Required task
Any picture among the records should be left out, please; retype the rest exactly.

Task inputs

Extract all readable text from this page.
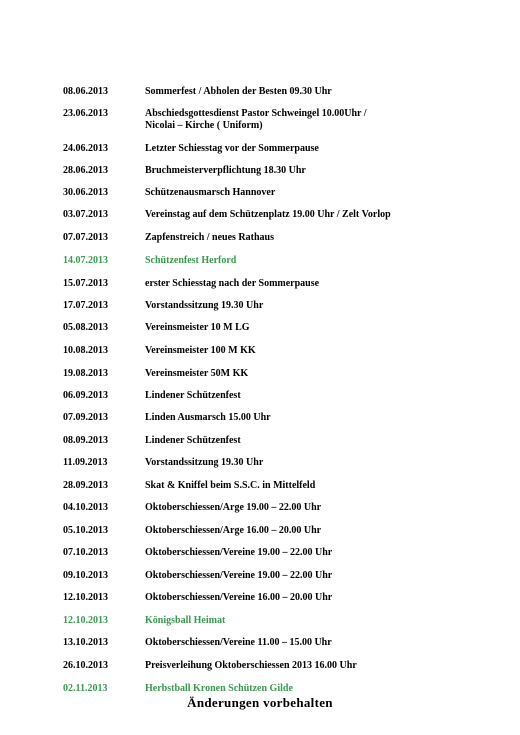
08.06.2013	Sommerfest / Abholen der Besten 09.30 Uhr
23.06.2013	Abschiedsgottesdienst Pastor Schweingel 10.00Uhr /
Nicolai – Kirche ( Uniform)
24.06.2013	Letzter Schiesstag vor der Sommerpause
28.06.2013	Bruchmeisterverpflichtung 18.30 Uhr
30.06.2013	Schützenausmarsch Hannover
03.07.2013	Vereinstag auf dem Schützenplatz 19.00 Uhr / Zelt Vorlop
07.07.2013	Zapfenstreich / neues Rathaus
14.07.2013	Schützenfest Herford
15.07.2013	erster Schiesstag nach der Sommerpause
17.07.2013	Vorstandssitzung 19.30 Uhr
05.08.2013	Vereinsmeister 10 M LG
10.08.2013	Vereinsmeister 100 M KK
19.08.2013	Vereinsmeister 50M KK
06.09.2013	Lindener Schützenfest
07.09.2013	Linden Ausmarsch 15.00 Uhr
08.09.2013	Lindener Schützenfest
11.09.2013	Vorstandssitzung 19.30 Uhr
28.09.2013	Skat & Kniffel beim S.S.C. in Mittelfeld
04.10.2013	Oktoberschiessen/Arge 19.00 – 22.00 Uhr
05.10.2013	Oktoberschiessen/Arge 16.00 – 20.00 Uhr
07.10.2013	Oktoberschiessen/Vereine 19.00 – 22.00 Uhr
09.10.2013	Oktoberschiessen/Vereine 19.00 – 22.00 Uhr
12.10.2013	Oktoberschiessen/Vereine 16.00 – 20.00 Uhr
12.10.2013	Königsball Heimat
13.10.2013	Oktoberschiessen/Vereine 11.00 – 15.00 Uhr
26.10.2013	Preisverleihung Oktoberschiessen 2013 16.00 Uhr
02.11.2013	Herbstball Kronen Schützen Gilde
Änderungen vorbehalten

Written response
Extract all readable text from this page.
08.06.2013	Sommerfest / Abholen der Besten 09.30 Uhr
23.06.2013	Abschiedsgottesdienst Pastor Schweingel 10.00Uhr /
Nicolai – Kirche ( Uniform)
24.06.2013	Letzter Schiesstag vor der Sommerpause
28.06.2013	Bruchmeisterverpflichtung 18.30 Uhr
30.06.2013	Schützenausmarsch Hannover
03.07.2013	Vereinstag auf dem Schützenplatz 19.00 Uhr / Zelt Vorlop
07.07.2013	Zapfenstreich / neues Rathaus
14.07.2013	Schützenfest Herford
15.07.2013	erster Schiesstag nach der Sommerpause
17.07.2013	Vorstandssitzung 19.30 Uhr
05.08.2013	Vereinsmeister 10 M LG
10.08.2013	Vereinsmeister 100 M KK
19.08.2013	Vereinsmeister 50M KK
06.09.2013	Lindener Schützenfest
07.09.2013	Linden Ausmarsch 15.00 Uhr
08.09.2013	Lindener Schützenfest
11.09.2013	Vorstandssitzung 19.30 Uhr
28.09.2013	Skat & Kniffel beim S.S.C. in Mittelfeld
04.10.2013	Oktoberschiessen/Arge 19.00 – 22.00 Uhr
05.10.2013	Oktoberschiessen/Arge 16.00 – 20.00 Uhr
07.10.2013	Oktoberschiessen/Vereine 19.00 – 22.00 Uhr
09.10.2013	Oktoberschiessen/Vereine 19.00 – 22.00 Uhr
12.10.2013	Oktoberschiessen/Vereine 16.00 – 20.00 Uhr
12.10.2013	Königsball Heimat
13.10.2013	Oktoberschiessen/Vereine 11.00 – 15.00 Uhr
26.10.2013	Preisverleihung Oktoberschiessen 2013 16.00 Uhr
02.11.2013	Herbstball Kronen Schützen Gilde
Änderungen vorbehalten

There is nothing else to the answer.